### Given exercise:
Find all lines in the records that include the word "arrow", and copy them out.

* Start Provided records *

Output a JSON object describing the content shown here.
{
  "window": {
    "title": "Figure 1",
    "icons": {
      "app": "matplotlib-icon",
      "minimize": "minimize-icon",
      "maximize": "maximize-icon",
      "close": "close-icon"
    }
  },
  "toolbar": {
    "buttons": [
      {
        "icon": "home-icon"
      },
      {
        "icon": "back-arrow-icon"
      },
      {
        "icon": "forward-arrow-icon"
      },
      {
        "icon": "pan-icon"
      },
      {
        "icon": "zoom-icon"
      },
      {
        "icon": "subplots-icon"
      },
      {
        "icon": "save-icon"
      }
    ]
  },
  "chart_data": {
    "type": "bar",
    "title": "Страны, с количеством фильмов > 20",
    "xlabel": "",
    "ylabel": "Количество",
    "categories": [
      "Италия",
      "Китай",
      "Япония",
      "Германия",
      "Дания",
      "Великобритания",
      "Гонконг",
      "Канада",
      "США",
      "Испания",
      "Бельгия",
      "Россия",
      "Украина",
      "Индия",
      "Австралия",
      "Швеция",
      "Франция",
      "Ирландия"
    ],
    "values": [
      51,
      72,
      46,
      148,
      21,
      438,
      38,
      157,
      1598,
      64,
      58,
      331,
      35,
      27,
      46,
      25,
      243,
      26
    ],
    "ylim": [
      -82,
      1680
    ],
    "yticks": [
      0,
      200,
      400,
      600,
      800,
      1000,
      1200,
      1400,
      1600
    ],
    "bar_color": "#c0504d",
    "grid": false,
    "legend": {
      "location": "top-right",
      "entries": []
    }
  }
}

* End Provided records *

### Finished answer:
        "icon": "back-arrow-icon"
        "icon": "forward-arrow-icon"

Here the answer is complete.